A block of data
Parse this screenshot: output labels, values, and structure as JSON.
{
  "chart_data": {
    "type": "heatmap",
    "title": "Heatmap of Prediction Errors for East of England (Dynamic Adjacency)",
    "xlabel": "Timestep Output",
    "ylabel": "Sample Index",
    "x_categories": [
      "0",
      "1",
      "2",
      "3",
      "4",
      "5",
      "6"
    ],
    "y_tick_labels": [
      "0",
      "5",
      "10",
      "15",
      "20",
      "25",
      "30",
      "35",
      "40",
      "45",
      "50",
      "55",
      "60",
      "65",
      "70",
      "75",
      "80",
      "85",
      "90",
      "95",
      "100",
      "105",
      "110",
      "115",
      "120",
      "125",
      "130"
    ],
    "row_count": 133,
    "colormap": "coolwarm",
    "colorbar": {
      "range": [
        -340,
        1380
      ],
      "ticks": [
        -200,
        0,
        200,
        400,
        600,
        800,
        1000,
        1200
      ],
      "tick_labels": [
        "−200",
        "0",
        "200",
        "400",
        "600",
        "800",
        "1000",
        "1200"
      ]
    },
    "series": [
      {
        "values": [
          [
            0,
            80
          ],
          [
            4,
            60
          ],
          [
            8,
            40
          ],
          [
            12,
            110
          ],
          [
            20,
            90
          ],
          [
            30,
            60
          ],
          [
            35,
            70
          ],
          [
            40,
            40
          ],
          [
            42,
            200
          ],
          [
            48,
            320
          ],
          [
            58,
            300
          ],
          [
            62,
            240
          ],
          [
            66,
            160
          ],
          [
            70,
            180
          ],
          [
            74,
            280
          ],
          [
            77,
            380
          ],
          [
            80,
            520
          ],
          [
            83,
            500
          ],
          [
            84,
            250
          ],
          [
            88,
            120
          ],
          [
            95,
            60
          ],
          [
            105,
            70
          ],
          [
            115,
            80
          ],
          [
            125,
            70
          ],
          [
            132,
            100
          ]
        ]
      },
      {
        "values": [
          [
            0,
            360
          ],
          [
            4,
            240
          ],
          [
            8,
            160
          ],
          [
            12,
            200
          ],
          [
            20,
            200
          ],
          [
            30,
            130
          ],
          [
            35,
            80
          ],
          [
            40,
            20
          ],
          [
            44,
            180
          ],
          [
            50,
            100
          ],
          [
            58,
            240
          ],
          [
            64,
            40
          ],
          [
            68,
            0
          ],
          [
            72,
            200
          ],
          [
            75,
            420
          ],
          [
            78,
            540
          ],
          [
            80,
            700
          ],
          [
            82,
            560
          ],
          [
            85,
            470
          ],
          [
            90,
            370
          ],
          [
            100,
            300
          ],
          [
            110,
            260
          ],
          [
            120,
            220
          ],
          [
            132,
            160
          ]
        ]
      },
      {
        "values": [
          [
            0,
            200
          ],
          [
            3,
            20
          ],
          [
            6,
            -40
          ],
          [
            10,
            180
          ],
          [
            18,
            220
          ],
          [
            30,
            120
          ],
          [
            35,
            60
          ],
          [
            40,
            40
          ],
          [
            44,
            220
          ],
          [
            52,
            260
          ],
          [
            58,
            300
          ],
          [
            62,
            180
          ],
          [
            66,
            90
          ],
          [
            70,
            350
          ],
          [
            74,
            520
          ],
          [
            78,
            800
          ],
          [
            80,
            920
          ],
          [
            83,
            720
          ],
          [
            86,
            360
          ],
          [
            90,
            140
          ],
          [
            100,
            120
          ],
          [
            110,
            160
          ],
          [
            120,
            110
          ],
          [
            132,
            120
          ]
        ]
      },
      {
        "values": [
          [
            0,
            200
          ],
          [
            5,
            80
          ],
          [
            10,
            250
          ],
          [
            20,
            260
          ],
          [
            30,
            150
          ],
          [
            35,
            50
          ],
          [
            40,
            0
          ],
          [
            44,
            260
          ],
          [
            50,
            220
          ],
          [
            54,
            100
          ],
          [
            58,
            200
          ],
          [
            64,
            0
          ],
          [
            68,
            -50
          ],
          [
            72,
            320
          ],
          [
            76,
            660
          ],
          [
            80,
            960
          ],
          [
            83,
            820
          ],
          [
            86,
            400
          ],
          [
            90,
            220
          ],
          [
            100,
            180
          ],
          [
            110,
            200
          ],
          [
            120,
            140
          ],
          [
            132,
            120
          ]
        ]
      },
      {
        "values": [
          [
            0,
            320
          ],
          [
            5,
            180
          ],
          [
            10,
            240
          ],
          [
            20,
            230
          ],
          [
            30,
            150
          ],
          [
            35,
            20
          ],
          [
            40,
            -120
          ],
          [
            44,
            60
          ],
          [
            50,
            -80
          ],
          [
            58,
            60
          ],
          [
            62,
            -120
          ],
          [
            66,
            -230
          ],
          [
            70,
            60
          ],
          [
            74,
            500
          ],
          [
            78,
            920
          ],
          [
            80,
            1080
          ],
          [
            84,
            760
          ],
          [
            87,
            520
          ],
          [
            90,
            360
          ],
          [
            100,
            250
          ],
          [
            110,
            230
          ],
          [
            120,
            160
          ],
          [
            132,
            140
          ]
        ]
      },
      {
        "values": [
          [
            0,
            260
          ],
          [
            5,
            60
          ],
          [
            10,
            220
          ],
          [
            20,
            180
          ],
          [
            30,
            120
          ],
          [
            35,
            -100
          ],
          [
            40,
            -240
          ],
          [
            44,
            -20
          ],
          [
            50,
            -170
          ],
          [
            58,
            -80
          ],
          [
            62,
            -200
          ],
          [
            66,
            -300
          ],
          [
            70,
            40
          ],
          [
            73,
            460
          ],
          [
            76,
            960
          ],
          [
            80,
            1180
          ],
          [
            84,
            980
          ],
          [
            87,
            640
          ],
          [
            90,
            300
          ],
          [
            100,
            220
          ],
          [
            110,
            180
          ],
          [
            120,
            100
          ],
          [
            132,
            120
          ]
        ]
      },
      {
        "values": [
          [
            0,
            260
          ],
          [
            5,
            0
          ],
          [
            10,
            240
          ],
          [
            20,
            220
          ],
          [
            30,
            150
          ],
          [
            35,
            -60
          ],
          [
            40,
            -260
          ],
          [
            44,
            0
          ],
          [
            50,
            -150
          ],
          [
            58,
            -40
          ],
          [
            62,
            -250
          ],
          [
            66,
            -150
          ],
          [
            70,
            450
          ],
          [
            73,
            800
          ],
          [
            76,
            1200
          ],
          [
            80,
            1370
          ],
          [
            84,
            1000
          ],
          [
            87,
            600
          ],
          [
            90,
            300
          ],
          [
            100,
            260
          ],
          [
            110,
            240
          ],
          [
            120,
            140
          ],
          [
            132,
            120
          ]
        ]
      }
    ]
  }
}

• [Given task]: Write out all the entries exactly.

• [Solution for this problem]:
Parse this screenshot: output labels, values, and structure as JSON.
{
  "chart_data": {
    "type": "heatmap",
    "title": "Heatmap of Prediction Errors for East of England (Dynamic Adjacency)",
    "xlabel": "Timestep Output",
    "ylabel": "Sample Index",
    "x_categories": [
      "0",
      "1",
      "2",
      "3",
      "4",
      "5",
      "6"
    ],
    "y_tick_labels": [
      "0",
      "5",
      "10",
      "15",
      "20",
      "25",
      "30",
      "35",
      "40",
      "45",
      "50",
      "55",
      "60",
      "65",
      "70",
      "75",
      "80",
      "85",
      "90",
      "95",
      "100",
      "105",
      "110",
      "115",
      "120",
      "125",
      "130"
    ],
    "row_count": 133,
    "colormap": "coolwarm",
    "colorbar": {
      "range": [
        -340,
        1380
      ],
      "ticks": [
        -200,
        0,
        200,
        400,
        600,
        800,
        1000,
        1200
      ],
      "tick_labels": [
        "−200",
        "0",
        "200",
        "400",
        "600",
        "800",
        "1000",
        "1200"
      ]
    },
    "series": [
      {
        "values": [
          [
            0,
            80
          ],
          [
            4,
            60
          ],
          [
            8,
            40
          ],
          [
            12,
            110
          ],
          [
            20,
            90
          ],
          [
            30,
            60
          ],
          [
            35,
            70
          ],
          [
            40,
            40
          ],
          [
            42,
            200
          ],
          [
            48,
            320
          ],
          [
            58,
            300
          ],
          [
            62,
            240
          ],
          [
            66,
            160
          ],
          [
            70,
            180
          ],
          [
            74,
            280
          ],
          [
            77,
            380
          ],
          [
            80,
            520
          ],
          [
            83,
            500
          ],
          [
            84,
            250
          ],
          [
            88,
            120
          ],
          [
            95,
            60
          ],
          [
            105,
            70
          ],
          [
            115,
            80
          ],
          [
            125,
            70
          ],
          [
            132,
            100
          ]
        ]
      },
      {
        "values": [
          [
            0,
            360
          ],
          [
            4,
            240
          ],
          [
            8,
            160
          ],
          [
            12,
            200
          ],
          [
            20,
            200
          ],
          [
            30,
            130
          ],
          [
            35,
            80
          ],
          [
            40,
            20
          ],
          [
            44,
            180
          ],
          [
            50,
            100
          ],
          [
            58,
            240
          ],
          [
            64,
            40
          ],
          [
            68,
            0
          ],
          [
            72,
            200
          ],
          [
            75,
            420
          ],
          [
            78,
            540
          ],
          [
            80,
            700
          ],
          [
            82,
            560
          ],
          [
            85,
            470
          ],
          [
            90,
            370
          ],
          [
            100,
            300
          ],
          [
            110,
            260
          ],
          [
            120,
            220
          ],
          [
            132,
            160
          ]
        ]
      },
      {
        "values": [
          [
            0,
            200
          ],
          [
            3,
            20
          ],
          [
            6,
            -40
          ],
          [
            10,
            180
          ],
          [
            18,
            220
          ],
          [
            30,
            120
          ],
          [
            35,
            60
          ],
          [
            40,
            40
          ],
          [
            44,
            220
          ],
          [
            52,
            260
          ],
          [
            58,
            300
          ],
          [
            62,
            180
          ],
          [
            66,
            90
          ],
          [
            70,
            350
          ],
          [
            74,
            520
          ],
          [
            78,
            800
          ],
          [
            80,
            920
          ],
          [
            83,
            720
          ],
          [
            86,
            360
          ],
          [
            90,
            140
          ],
          [
            100,
            120
          ],
          [
            110,
            160
          ],
          [
            120,
            110
          ],
          [
            132,
            120
          ]
        ]
      },
      {
        "values": [
          [
            0,
            200
          ],
          [
            5,
            80
          ],
          [
            10,
            250
          ],
          [
            20,
            260
          ],
          [
            30,
            150
          ],
          [
            35,
            50
          ],
          [
            40,
            0
          ],
          [
            44,
            260
          ],
          [
            50,
            220
          ],
          [
            54,
            100
          ],
          [
            58,
            200
          ],
          [
            64,
            0
          ],
          [
            68,
            -50
          ],
          [
            72,
            320
          ],
          [
            76,
            660
          ],
          [
            80,
            960
          ],
          [
            83,
            820
          ],
          [
            86,
            400
          ],
          [
            90,
            220
          ],
          [
            100,
            180
          ],
          [
            110,
            200
          ],
          [
            120,
            140
          ],
          [
            132,
            120
          ]
        ]
      },
      {
        "values": [
          [
            0,
            320
          ],
          [
            5,
            180
          ],
          [
            10,
            240
          ],
          [
            20,
            230
          ],
          [
            30,
            150
          ],
          [
            35,
            20
          ],
          [
            40,
            -120
          ],
          [
            44,
            60
          ],
          [
            50,
            -80
          ],
          [
            58,
            60
          ],
          [
            62,
            -120
          ],
          [
            66,
            -230
          ],
          [
            70,
            60
          ],
          [
            74,
            500
          ],
          [
            78,
            920
          ],
          [
            80,
            1080
          ],
          [
            84,
            760
          ],
          [
            87,
            520
          ],
          [
            90,
            360
          ],
          [
            100,
            250
          ],
          [
            110,
            230
          ],
          [
            120,
            160
          ],
          [
            132,
            140
          ]
        ]
      },
      {
        "values": [
          [
            0,
            260
          ],
          [
            5,
            60
          ],
          [
            10,
            220
          ],
          [
            20,
            180
          ],
          [
            30,
            120
          ],
          [
            35,
            -100
          ],
          [
            40,
            -240
          ],
          [
            44,
            -20
          ],
          [
            50,
            -170
          ],
          [
            58,
            -80
          ],
          [
            62,
            -200
          ],
          [
            66,
            -300
          ],
          [
            70,
            40
          ],
          [
            73,
            460
          ],
          [
            76,
            960
          ],
          [
            80,
            1180
          ],
          [
            84,
            980
          ],
          [
            87,
            640
          ],
          [
            90,
            300
          ],
          [
            100,
            220
          ],
          [
            110,
            180
          ],
          [
            120,
            100
          ],
          [
            132,
            120
          ]
        ]
      },
      {
        "values": [
          [
            0,
            260
          ],
          [
            5,
            0
          ],
          [
            10,
            240
          ],
          [
            20,
            220
          ],
          [
            30,
            150
          ],
          [
            35,
            -60
          ],
          [
            40,
            -260
          ],
          [
            44,
            0
          ],
          [
            50,
            -150
          ],
          [
            58,
            -40
          ],
          [
            62,
            -250
          ],
          [
            66,
            -150
          ],
          [
            70,
            450
          ],
          [
            73,
            800
          ],
          [
            76,
            1200
          ],
          [
            80,
            1370
          ],
          [
            84,
            1000
          ],
          [
            87,
            600
          ],
          [
            90,
            300
          ],
          [
            100,
            260
          ],
          [
            110,
            240
          ],
          [
            120,
            140
          ],
          [
            132,
            120
          ]
        ]
      }
    ]
  }
}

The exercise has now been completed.